Dataset records:
= = = = = = =
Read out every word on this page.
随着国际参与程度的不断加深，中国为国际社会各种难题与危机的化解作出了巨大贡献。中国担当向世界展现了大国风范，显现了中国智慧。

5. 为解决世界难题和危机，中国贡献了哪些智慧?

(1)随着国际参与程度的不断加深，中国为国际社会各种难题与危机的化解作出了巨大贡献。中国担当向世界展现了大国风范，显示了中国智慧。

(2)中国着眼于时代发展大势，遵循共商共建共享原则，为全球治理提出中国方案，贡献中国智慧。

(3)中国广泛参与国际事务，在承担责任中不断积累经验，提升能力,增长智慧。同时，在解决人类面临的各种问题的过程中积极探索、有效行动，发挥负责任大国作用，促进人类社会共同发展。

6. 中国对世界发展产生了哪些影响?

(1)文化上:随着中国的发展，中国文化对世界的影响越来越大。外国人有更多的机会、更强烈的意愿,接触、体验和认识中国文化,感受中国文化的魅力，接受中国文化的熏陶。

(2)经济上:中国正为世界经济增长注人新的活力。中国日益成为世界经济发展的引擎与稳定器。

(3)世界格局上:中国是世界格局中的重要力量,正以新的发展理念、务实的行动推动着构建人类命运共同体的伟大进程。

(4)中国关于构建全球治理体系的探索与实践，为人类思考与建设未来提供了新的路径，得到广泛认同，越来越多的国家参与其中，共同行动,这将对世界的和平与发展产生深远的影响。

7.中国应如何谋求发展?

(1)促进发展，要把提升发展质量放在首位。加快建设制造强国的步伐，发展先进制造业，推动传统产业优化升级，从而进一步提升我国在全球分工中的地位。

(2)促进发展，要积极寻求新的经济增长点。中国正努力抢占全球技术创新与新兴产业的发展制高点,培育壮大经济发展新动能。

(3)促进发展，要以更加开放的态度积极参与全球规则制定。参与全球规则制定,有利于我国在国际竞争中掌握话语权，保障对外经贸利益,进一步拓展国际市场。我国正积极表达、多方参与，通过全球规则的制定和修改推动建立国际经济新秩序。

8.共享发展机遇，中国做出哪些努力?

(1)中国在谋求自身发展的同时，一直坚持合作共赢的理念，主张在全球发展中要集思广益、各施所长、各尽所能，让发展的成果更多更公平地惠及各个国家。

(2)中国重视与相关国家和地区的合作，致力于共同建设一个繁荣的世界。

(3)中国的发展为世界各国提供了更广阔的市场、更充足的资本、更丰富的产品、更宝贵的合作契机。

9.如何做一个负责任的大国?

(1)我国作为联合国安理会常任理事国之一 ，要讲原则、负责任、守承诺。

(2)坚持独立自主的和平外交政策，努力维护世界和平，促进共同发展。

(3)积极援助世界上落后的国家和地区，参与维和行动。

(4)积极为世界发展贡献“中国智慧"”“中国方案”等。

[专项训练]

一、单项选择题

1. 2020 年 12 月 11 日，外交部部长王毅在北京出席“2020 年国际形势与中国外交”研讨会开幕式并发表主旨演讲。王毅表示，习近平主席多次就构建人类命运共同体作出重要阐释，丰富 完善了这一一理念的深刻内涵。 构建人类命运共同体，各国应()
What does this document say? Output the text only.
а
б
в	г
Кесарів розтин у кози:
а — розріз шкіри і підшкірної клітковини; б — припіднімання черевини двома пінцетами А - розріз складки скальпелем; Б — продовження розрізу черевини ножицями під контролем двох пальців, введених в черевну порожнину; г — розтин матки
= = = = = = =
_TO DO_
Only the lines from the one with "What does this" through the end of the material are wanted; copy them exactly, both ends included.

_EXERCISE RESULT_
What does this document say? Output the text only.
а
б
в	г
Кесарів розтин у кози:
а — розріз шкіри і підшкірної клітковини; б — припіднімання черевини двома пінцетами А - розріз складки скальпелем; Б — продовження розрізу черевини ножицями під контролем двох пальців, введених в черевну порожнину; г — розтин матки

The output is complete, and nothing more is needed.